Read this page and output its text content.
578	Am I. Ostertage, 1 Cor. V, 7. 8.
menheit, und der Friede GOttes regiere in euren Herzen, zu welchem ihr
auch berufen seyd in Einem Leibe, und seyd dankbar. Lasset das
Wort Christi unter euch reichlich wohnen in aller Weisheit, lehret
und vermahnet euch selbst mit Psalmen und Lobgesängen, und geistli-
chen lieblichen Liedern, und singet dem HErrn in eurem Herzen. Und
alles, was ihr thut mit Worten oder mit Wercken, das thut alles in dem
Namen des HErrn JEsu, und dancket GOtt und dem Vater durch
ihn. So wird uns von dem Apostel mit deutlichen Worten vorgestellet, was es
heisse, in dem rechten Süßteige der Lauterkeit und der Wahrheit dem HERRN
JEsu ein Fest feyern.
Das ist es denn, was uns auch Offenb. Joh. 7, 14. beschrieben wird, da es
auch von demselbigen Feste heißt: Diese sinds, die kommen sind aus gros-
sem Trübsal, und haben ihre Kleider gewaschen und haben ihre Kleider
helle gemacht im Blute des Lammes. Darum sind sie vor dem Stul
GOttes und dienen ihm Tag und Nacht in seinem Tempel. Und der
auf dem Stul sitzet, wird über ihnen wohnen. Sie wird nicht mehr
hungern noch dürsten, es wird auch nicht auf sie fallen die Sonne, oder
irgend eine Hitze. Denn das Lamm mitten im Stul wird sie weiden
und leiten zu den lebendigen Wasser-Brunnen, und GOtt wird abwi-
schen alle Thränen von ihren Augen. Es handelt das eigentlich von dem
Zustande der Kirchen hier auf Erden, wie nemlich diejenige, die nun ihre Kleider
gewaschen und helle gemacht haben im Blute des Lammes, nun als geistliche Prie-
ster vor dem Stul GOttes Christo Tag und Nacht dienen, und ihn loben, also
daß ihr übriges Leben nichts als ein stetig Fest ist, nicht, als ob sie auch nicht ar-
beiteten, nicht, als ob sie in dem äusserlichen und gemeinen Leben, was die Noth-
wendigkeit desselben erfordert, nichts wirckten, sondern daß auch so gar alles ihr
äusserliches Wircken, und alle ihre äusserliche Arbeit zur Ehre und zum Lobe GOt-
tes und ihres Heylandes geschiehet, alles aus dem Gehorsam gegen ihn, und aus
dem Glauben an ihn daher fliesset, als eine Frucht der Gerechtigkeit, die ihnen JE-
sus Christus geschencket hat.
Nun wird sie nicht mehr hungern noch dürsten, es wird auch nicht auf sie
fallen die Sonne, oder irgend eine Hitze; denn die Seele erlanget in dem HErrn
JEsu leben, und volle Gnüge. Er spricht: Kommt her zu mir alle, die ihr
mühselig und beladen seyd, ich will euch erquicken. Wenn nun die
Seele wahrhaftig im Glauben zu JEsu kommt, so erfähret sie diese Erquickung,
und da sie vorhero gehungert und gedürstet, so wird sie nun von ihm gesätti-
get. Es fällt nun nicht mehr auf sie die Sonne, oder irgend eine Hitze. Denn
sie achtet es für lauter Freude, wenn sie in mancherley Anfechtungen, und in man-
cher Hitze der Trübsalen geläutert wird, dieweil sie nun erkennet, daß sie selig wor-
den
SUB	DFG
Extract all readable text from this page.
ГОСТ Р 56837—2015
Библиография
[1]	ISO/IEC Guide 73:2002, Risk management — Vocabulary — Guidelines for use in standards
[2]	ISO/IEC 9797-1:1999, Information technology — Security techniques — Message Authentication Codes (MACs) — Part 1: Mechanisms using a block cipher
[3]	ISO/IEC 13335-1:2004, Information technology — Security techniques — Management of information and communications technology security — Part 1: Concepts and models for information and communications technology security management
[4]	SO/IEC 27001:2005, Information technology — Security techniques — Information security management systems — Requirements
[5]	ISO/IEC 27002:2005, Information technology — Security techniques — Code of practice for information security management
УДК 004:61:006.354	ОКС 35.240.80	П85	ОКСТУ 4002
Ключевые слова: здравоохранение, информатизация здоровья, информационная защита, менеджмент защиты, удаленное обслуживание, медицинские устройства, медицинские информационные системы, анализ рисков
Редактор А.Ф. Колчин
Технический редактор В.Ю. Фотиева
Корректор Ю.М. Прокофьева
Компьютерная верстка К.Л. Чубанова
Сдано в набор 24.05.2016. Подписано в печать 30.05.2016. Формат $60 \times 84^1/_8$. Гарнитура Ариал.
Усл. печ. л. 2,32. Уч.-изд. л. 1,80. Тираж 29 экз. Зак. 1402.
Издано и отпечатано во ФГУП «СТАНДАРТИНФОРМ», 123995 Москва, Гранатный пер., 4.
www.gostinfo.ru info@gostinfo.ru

☆ ☆ ☆ ☆

*STATED PROBLEM*:
Output the listing above without altering a single character.

*SOLUTION*:
Read this page and output its text content.
578	Am I. Ostertage, 1 Cor. V, 7. 8.
menheit, und der Friede GOttes regiere in euren Herzen, zu welchem ihr
auch berufen seyd in Einem Leibe, und seyd dankbar. Lasset das
Wort Christi unter euch reichlich wohnen in aller Weisheit, lehret
und vermahnet euch selbst mit Psalmen und Lobgesängen, und geistli-
chen lieblichen Liedern, und singet dem HErrn in eurem Herzen. Und
alles, was ihr thut mit Worten oder mit Wercken, das thut alles in dem
Namen des HErrn JEsu, und dancket GOtt und dem Vater durch
ihn. So wird uns von dem Apostel mit deutlichen Worten vorgestellet, was es
heisse, in dem rechten Süßteige der Lauterkeit und der Wahrheit dem HERRN
JEsu ein Fest feyern.
Das ist es denn, was uns auch Offenb. Joh. 7, 14. beschrieben wird, da es
auch von demselbigen Feste heißt: Diese sinds, die kommen sind aus gros-
sem Trübsal, und haben ihre Kleider gewaschen und haben ihre Kleider
helle gemacht im Blute des Lammes. Darum sind sie vor dem Stul
GOttes und dienen ihm Tag und Nacht in seinem Tempel. Und der
auf dem Stul sitzet, wird über ihnen wohnen. Sie wird nicht mehr
hungern noch dürsten, es wird auch nicht auf sie fallen die Sonne, oder
irgend eine Hitze. Denn das Lamm mitten im Stul wird sie weiden
und leiten zu den lebendigen Wasser-Brunnen, und GOtt wird abwi-
schen alle Thränen von ihren Augen. Es handelt das eigentlich von dem
Zustande der Kirchen hier auf Erden, wie nemlich diejenige, die nun ihre Kleider
gewaschen und helle gemacht haben im Blute des Lammes, nun als geistliche Prie-
ster vor dem Stul GOttes Christo Tag und Nacht dienen, und ihn loben, also
daß ihr übriges Leben nichts als ein stetig Fest ist, nicht, als ob sie auch nicht ar-
beiteten, nicht, als ob sie in dem äusserlichen und gemeinen Leben, was die Noth-
wendigkeit desselben erfordert, nichts wirckten, sondern daß auch so gar alles ihr
äusserliches Wircken, und alle ihre äusserliche Arbeit zur Ehre und zum Lobe GOt-
tes und ihres Heylandes geschiehet, alles aus dem Gehorsam gegen ihn, und aus
dem Glauben an ihn daher fliesset, als eine Frucht der Gerechtigkeit, die ihnen JE-
sus Christus geschencket hat.
Nun wird sie nicht mehr hungern noch dürsten, es wird auch nicht auf sie
fallen die Sonne, oder irgend eine Hitze; denn die Seele erlanget in dem HErrn
JEsu leben, und volle Gnüge. Er spricht: Kommt her zu mir alle, die ihr
mühselig und beladen seyd, ich will euch erquicken. Wenn nun die
Seele wahrhaftig im Glauben zu JEsu kommt, so erfähret sie diese Erquickung,
und da sie vorhero gehungert und gedürstet, so wird sie nun von ihm gesätti-
get. Es fällt nun nicht mehr auf sie die Sonne, oder irgend eine Hitze. Denn
sie achtet es für lauter Freude, wenn sie in mancherley Anfechtungen, und in man-
cher Hitze der Trübsalen geläutert wird, dieweil sie nun erkennet, daß sie selig wor-
den
SUB	DFG
Extract all readable text from this page.
ГОСТ Р 56837—2015
Библиография
[1]	ISO/IEC Guide 73:2002, Risk management — Vocabulary — Guidelines for use in standards
[2]	ISO/IEC 9797-1:1999, Information technology — Security techniques — Message Authentication Codes (MACs) — Part 1: Mechanisms using a block cipher
[3]	ISO/IEC 13335-1:2004, Information technology — Security techniques — Management of information and communications technology security — Part 1: Concepts and models for information and communications technology security management
[4]	SO/IEC 27001:2005, Information technology — Security techniques — Information security management systems — Requirements
[5]	ISO/IEC 27002:2005, Information technology — Security techniques — Code of practice for information security management
УДК 004:61:006.354	ОКС 35.240.80	П85	ОКСТУ 4002
Ключевые слова: здравоохранение, информатизация здоровья, информационная защита, менеджмент защиты, удаленное обслуживание, медицинские устройства, медицинские информационные системы, анализ рисков
Редактор А.Ф. Колчин
Технический редактор В.Ю. Фотиева
Корректор Ю.М. Прокофьева
Компьютерная верстка К.Л. Чубанова
Сдано в набор 24.05.2016. Подписано в печать 30.05.2016. Формат $60 \times 84^1/_8$. Гарнитура Ариал.
Усл. печ. л. 2,32. Уч.-изд. л. 1,80. Тираж 29 экз. Зак. 1402.
Издано и отпечатано во ФГУП «СТАНДАРТИНФОРМ», 123995 Москва, Гранатный пер., 4.
www.gostinfo.ru info@gostinfo.ru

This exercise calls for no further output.